__Job__
Please transcribe the data that follows without the pictures, keeping every word the same.

__Records provided__
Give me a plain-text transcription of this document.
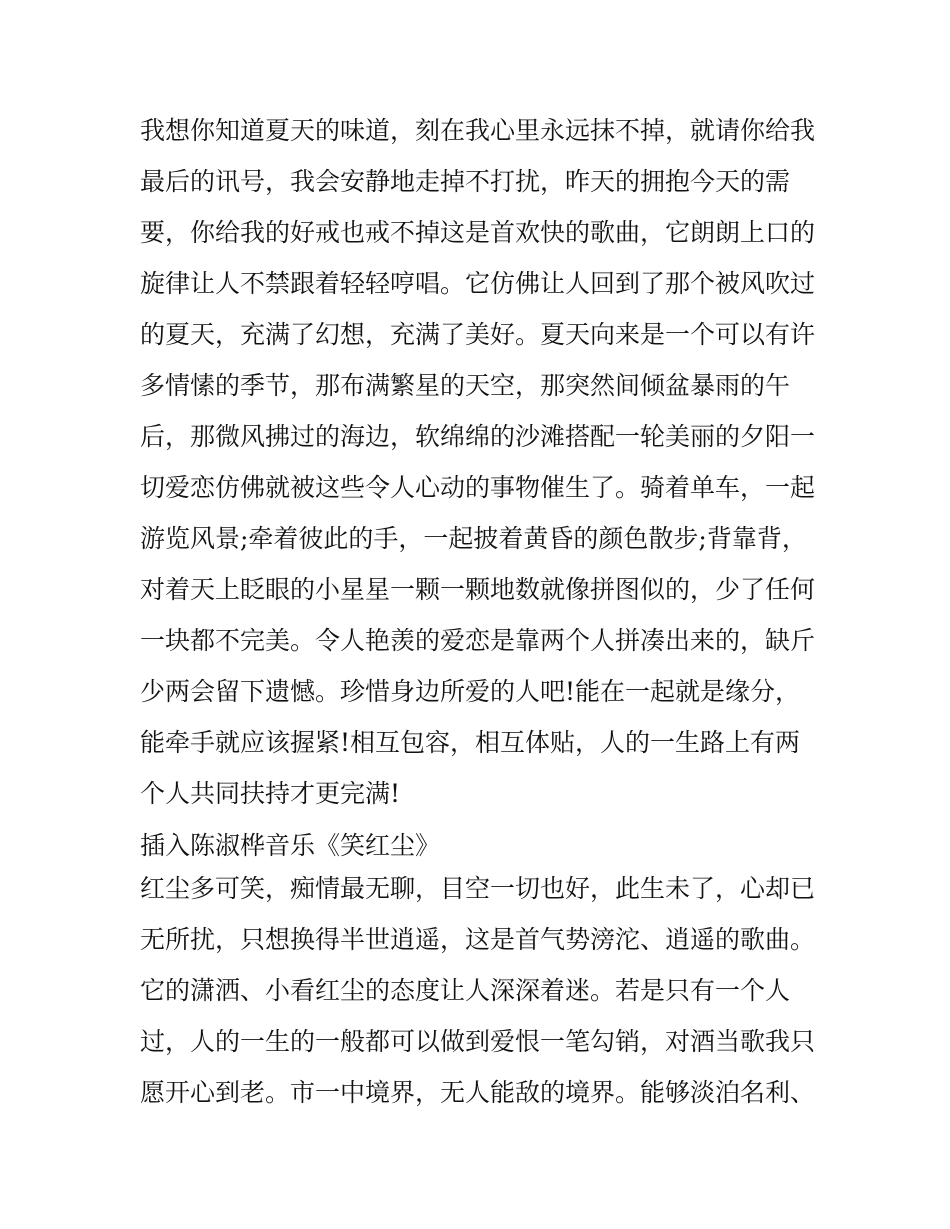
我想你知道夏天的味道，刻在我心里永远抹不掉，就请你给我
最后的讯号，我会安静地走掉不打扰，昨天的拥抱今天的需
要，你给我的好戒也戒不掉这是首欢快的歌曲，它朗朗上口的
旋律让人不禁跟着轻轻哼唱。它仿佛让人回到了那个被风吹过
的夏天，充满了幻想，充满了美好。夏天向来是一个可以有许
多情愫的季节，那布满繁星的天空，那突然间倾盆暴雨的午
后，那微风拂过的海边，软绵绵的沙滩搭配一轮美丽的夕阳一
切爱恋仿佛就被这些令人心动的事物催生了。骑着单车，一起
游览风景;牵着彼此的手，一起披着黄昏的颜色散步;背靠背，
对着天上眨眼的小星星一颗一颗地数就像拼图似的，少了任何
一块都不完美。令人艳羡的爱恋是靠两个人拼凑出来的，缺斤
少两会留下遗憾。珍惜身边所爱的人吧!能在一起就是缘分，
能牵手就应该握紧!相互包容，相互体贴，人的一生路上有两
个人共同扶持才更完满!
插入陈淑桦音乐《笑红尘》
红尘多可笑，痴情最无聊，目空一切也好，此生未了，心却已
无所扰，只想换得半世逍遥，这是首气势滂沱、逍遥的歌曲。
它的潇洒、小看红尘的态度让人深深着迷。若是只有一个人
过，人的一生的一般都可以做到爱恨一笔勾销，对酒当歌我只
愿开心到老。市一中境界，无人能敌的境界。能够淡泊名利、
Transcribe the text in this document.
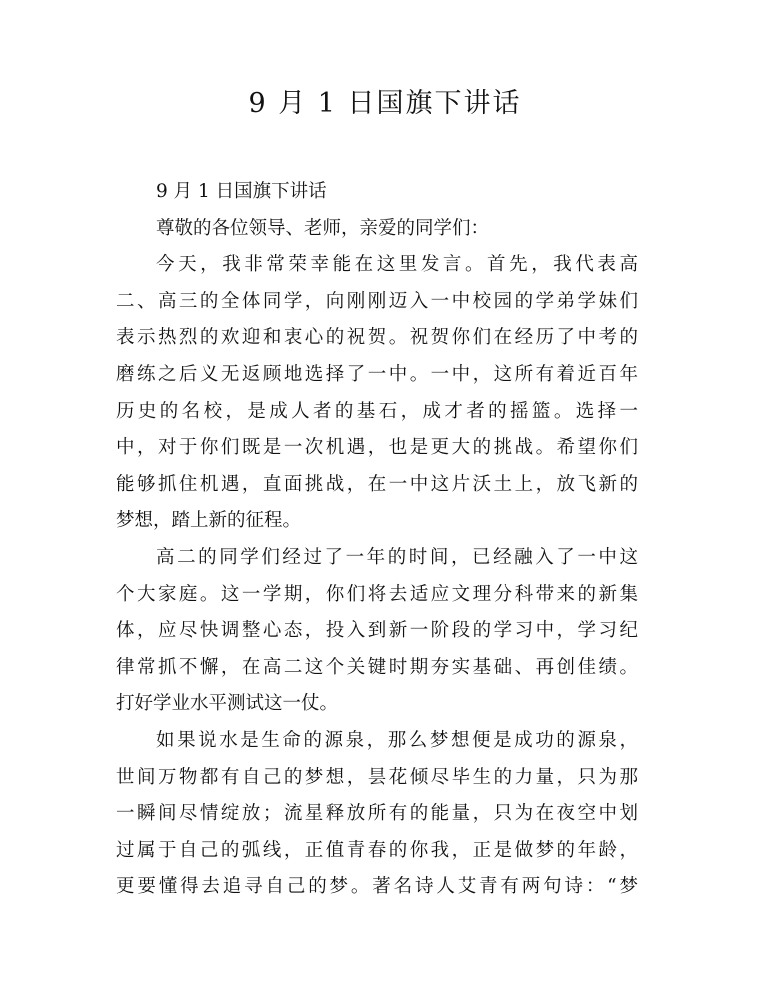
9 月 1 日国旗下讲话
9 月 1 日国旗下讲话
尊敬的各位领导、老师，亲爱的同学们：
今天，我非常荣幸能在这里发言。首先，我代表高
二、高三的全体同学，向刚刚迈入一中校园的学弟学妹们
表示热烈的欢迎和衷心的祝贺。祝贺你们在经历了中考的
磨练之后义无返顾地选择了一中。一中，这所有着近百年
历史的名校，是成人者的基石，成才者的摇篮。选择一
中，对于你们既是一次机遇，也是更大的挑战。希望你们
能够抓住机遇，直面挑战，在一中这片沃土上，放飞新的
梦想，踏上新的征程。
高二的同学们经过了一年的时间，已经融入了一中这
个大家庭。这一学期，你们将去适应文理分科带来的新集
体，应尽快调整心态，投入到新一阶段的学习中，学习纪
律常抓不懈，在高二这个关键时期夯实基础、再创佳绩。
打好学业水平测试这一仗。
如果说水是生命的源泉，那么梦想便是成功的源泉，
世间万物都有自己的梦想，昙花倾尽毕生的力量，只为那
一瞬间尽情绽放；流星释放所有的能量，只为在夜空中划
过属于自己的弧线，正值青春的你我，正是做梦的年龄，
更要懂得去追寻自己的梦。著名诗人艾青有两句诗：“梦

__Reply__
Give me a plain-text transcription of this document.
我想你知道夏天的味道，刻在我心里永远抹不掉，就请你给我
最后的讯号，我会安静地走掉不打扰，昨天的拥抱今天的需
要，你给我的好戒也戒不掉这是首欢快的歌曲，它朗朗上口的
旋律让人不禁跟着轻轻哼唱。它仿佛让人回到了那个被风吹过
的夏天，充满了幻想，充满了美好。夏天向来是一个可以有许
多情愫的季节，那布满繁星的天空，那突然间倾盆暴雨的午
后，那微风拂过的海边，软绵绵的沙滩搭配一轮美丽的夕阳一
切爱恋仿佛就被这些令人心动的事物催生了。骑着单车，一起
游览风景;牵着彼此的手，一起披着黄昏的颜色散步;背靠背，
对着天上眨眼的小星星一颗一颗地数就像拼图似的，少了任何
一块都不完美。令人艳羡的爱恋是靠两个人拼凑出来的，缺斤
少两会留下遗憾。珍惜身边所爱的人吧!能在一起就是缘分，
能牵手就应该握紧!相互包容，相互体贴，人的一生路上有两
个人共同扶持才更完满!
插入陈淑桦音乐《笑红尘》
红尘多可笑，痴情最无聊，目空一切也好，此生未了，心却已
无所扰，只想换得半世逍遥，这是首气势滂沱、逍遥的歌曲。
它的潇洒、小看红尘的态度让人深深着迷。若是只有一个人
过，人的一生的一般都可以做到爱恨一笔勾销，对酒当歌我只
愿开心到老。市一中境界，无人能敌的境界。能够淡泊名利、
Transcribe the text in this document.
9 月 1 日国旗下讲话
9 月 1 日国旗下讲话
尊敬的各位领导、老师，亲爱的同学们：
今天，我非常荣幸能在这里发言。首先，我代表高
二、高三的全体同学，向刚刚迈入一中校园的学弟学妹们
表示热烈的欢迎和衷心的祝贺。祝贺你们在经历了中考的
磨练之后义无返顾地选择了一中。一中，这所有着近百年
历史的名校，是成人者的基石，成才者的摇篮。选择一
中，对于你们既是一次机遇，也是更大的挑战。希望你们
能够抓住机遇，直面挑战，在一中这片沃土上，放飞新的
梦想，踏上新的征程。
高二的同学们经过了一年的时间，已经融入了一中这
个大家庭。这一学期，你们将去适应文理分科带来的新集
体，应尽快调整心态，投入到新一阶段的学习中，学习纪
律常抓不懈，在高二这个关键时期夯实基础、再创佳绩。
打好学业水平测试这一仗。
如果说水是生命的源泉，那么梦想便是成功的源泉，
世间万物都有自己的梦想，昙花倾尽毕生的力量，只为那
一瞬间尽情绽放；流星释放所有的能量，只为在夜空中划
过属于自己的弧线，正值青春的你我，正是做梦的年龄，
更要懂得去追寻自己的梦。著名诗人艾青有两句诗：“梦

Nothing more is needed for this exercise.